** START OF DATA SUPPLIED **

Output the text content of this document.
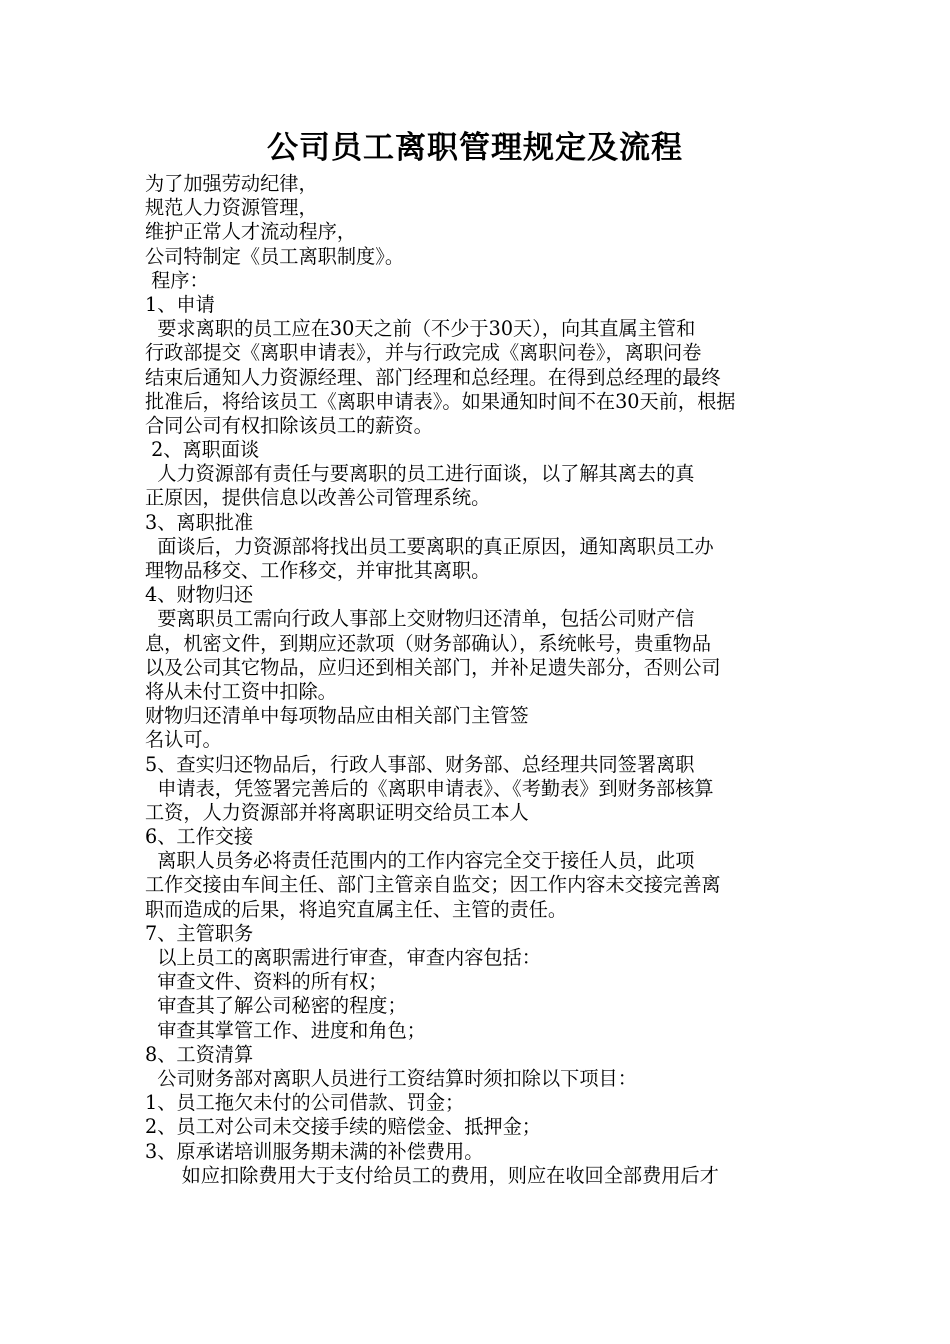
公司员工离职管理规定及流程
为了加强劳动纪律，
规范人力资源管理，
维护正常人才流动程序，
公司特制定《员工离职制度》。
程序：
1、申请
要求离职的员工应在30天之前（不少于30天），向其直属主管和
行政部提交《离职申请表》，并与行政完成《离职问卷》，离职问卷
结束后通知人力资源经理、部门经理和总经理。在得到总经理的最终
批准后，将给该员工《离职申请表》。如果通知时间不在30天前，根据
合同公司有权扣除该员工的薪资。
2、离职面谈
人力资源部有责任与要离职的员工进行面谈，以了解其离去的真
正原因，提供信息以改善公司管理系统。
3、离职批准
面谈后，力资源部将找出员工要离职的真正原因，通知离职员工办
理物品移交、工作移交，并审批其离职。
4、财物归还
要离职员工需向行政人事部上交财物归还清单，包括公司财产信
息，机密文件，到期应还款项（财务部确认），系统帐号，贵重物品
以及公司其它物品，应归还到相关部门，并补足遗失部分，否则公司
将从未付工资中扣除。
财物归还清单中每项物品应由相关部门主管签
名认可。
5、查实归还物品后，行政人事部、财务部、总经理共同签署离职
申请表，凭签署完善后的《离职申请表》、《考勤表》到财务部核算
工资，人力资源部并将离职证明交给员工本人
6、工作交接
离职人员务必将责任范围内的工作内容完全交于接任人员，此项
工作交接由车间主任、部门主管亲自监交；因工作内容未交接完善离
职而造成的后果，将追究直属主任、主管的责任。
7、主管职务
以上员工的离职需进行审查，审查内容包括：
审查文件、资料的所有权；
审查其了解公司秘密的程度；
审查其掌管工作、进度和角色；
8、工资清算
公司财务部对离职人员进行工资结算时须扣除以下项目：
1、员工拖欠未付的公司借款、罚金；
2、员工对公司未交接手续的赔偿金、抵押金；
3、原承诺培训服务期未满的补偿费用。
如应扣除费用大于支付给员工的费用，则应在收回全部费用后才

** END OF DATA SUPPLIED **

**PROBLEM REQUIREMENTS:**
Output all of the entries verbatim, leaving out any images.

**WRITTEN SOLUTION:**
Output the text content of this document.
公司员工离职管理规定及流程
为了加强劳动纪律，
规范人力资源管理，
维护正常人才流动程序，
公司特制定《员工离职制度》。
程序：
1、申请
要求离职的员工应在30天之前（不少于30天），向其直属主管和
行政部提交《离职申请表》，并与行政完成《离职问卷》，离职问卷
结束后通知人力资源经理、部门经理和总经理。在得到总经理的最终
批准后，将给该员工《离职申请表》。如果通知时间不在30天前，根据
合同公司有权扣除该员工的薪资。
2、离职面谈
人力资源部有责任与要离职的员工进行面谈，以了解其离去的真
正原因，提供信息以改善公司管理系统。
3、离职批准
面谈后，力资源部将找出员工要离职的真正原因，通知离职员工办
理物品移交、工作移交，并审批其离职。
4、财物归还
要离职员工需向行政人事部上交财物归还清单，包括公司财产信
息，机密文件，到期应还款项（财务部确认），系统帐号，贵重物品
以及公司其它物品，应归还到相关部门，并补足遗失部分，否则公司
将从未付工资中扣除。
财物归还清单中每项物品应由相关部门主管签
名认可。
5、查实归还物品后，行政人事部、财务部、总经理共同签署离职
申请表，凭签署完善后的《离职申请表》、《考勤表》到财务部核算
工资，人力资源部并将离职证明交给员工本人
6、工作交接
离职人员务必将责任范围内的工作内容完全交于接任人员，此项
工作交接由车间主任、部门主管亲自监交；因工作内容未交接完善离
职而造成的后果，将追究直属主任、主管的责任。
7、主管职务
以上员工的离职需进行审查，审查内容包括：
审查文件、资料的所有权；
审查其了解公司秘密的程度；
审查其掌管工作、进度和角色；
8、工资清算
公司财务部对离职人员进行工资结算时须扣除以下项目：
1、员工拖欠未付的公司借款、罚金；
2、员工对公司未交接手续的赔偿金、抵押金；
3、原承诺培训服务期未满的补偿费用。
如应扣除费用大于支付给员工的费用，则应在收回全部费用后才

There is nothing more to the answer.